Es mentira, señor presidente del Gobierno, mi estimado Chamberlain, que con este acuerdo el Procés esté liquidado. Todo lo contrario. Si finalmente Salvador Illa es investido presidente de la Generalitat será revestido con el traje del soberanismo catalán y con una hoja de ruta incompatible con un partido socialista que pretende representar a todo el territorio español.
“Los indultos, la reforma del código penal para bajar las penas de malversación y la amnistía, todo va en contra de lo prometido a la ciudadanía. Los guionistas son los mismos: los independentistas. Siendo grave todo lo anterior esto rebasa todos los límites porque afecta a la vida real y práctica de la gente y es donde se retrata cualquier partido político», sentenció hoy el socialista Page en su declaración institucional. Y lo peor de todo es que tiene razón, y que pase lo que pase quien lo va a pagar caro es España y el deseo de igualdad entre todos sus territorios. Porque como se teme Blanco Valdés, lo que ahora perdamos va a ser irreversible, porque la idea de que una mayoría alternativa a la actual recuperaría lo que frívolamente podríamos perder es de una pasmosa ingenuidad: Illa pasará, pero la solidaridad fiscal de los catalanes con el resto de españoles es para siempre, porque si algo nos enseña la historia ya significativa de nuestro estado autonómico es que todos los poderes y competencias que se trasfieren a las Autonomías se entregan sin posibilidad de retorno. Y eso los separatistas lo tienen descontado. Este disparate será para toda la vida, lo que dejaría a España como un estado tan desvertebrado como en la I República de los cantones. Y un estado que no funciona y no tiene medios para que su pueblo prospere acaba deshaciéndose como un azucarillo en el café. Esto es lo que hay.

::::

## Objetivo del ejercicio:
Por favor, copia sin cambios el pasaje del fragmento sobre la investidura de Salvador Illa que va desde "Es mentira, señor" hasta "el territorio español.", ambos incluidos.

::::

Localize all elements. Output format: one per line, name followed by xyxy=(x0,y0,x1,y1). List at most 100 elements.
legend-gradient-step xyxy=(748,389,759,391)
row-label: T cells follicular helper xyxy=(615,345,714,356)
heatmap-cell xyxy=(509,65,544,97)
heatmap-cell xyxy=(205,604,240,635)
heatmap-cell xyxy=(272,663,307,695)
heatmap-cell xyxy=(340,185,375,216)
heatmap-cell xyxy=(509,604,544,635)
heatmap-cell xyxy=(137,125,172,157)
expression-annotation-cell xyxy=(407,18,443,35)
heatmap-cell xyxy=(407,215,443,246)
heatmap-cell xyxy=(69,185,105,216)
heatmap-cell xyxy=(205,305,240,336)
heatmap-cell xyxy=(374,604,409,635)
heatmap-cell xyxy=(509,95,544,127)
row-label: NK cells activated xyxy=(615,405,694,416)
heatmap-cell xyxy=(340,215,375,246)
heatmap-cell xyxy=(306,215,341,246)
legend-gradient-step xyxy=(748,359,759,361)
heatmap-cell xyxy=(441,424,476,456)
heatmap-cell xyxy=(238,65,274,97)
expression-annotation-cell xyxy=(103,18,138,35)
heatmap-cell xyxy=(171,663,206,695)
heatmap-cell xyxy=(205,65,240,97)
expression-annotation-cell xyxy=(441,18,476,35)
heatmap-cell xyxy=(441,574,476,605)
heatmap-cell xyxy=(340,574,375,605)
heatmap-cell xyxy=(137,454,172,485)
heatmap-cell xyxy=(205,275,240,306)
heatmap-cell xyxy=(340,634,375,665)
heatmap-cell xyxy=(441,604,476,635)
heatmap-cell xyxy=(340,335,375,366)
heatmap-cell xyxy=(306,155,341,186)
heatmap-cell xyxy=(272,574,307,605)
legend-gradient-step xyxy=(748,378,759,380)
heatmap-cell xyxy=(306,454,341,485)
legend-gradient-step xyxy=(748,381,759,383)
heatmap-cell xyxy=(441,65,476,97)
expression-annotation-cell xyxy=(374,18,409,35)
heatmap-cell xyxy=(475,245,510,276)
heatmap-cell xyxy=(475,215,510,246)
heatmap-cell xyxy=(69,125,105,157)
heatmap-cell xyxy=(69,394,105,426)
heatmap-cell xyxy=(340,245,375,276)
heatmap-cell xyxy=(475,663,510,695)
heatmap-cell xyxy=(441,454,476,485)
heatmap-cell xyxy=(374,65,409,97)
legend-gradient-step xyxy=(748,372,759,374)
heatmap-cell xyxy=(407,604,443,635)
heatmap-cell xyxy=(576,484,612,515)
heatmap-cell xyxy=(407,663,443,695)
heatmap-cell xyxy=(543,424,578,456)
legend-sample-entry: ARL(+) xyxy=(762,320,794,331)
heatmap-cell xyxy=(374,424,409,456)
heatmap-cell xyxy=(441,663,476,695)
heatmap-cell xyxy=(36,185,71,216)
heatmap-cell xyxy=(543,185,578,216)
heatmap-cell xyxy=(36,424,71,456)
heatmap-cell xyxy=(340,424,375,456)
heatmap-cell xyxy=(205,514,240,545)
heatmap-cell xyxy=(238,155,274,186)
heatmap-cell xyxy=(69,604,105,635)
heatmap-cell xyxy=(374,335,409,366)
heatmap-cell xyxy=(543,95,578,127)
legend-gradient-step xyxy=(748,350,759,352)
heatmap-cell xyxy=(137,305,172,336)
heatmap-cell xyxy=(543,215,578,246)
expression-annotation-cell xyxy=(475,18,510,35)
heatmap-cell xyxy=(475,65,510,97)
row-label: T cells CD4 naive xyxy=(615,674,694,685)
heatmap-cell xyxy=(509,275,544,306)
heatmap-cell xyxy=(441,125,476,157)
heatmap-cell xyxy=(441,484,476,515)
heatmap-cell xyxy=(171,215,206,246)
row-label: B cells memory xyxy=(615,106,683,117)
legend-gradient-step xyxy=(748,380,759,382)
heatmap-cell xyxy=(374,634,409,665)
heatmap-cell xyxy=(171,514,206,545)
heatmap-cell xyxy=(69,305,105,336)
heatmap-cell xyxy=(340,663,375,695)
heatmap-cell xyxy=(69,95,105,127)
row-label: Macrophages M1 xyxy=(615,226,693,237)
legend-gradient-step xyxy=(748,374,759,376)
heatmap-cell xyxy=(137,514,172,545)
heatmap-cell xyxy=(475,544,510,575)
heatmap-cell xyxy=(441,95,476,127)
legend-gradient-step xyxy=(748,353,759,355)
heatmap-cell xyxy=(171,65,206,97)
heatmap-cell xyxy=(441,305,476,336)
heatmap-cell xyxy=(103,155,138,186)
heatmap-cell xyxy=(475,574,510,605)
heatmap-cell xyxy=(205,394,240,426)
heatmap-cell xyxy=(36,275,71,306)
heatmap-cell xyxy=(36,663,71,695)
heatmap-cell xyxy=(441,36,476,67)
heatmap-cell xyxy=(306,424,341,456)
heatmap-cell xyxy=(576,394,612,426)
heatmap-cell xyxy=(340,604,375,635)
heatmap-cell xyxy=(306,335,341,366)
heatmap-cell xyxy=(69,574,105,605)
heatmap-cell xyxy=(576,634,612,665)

::::

## Solución:
Es mentira, señor presidente del Gobierno, mi estimado Chamberlain, que con este acuerdo el Procés esté liquidado. Todo lo contrario. Si finalmente Salvador Illa es investido presidente de la Generalitat será revestido con el traje del soberanismo catalán y con una hoja de ruta incompatible con un partido socialista que pretende representar a todo el territorio español.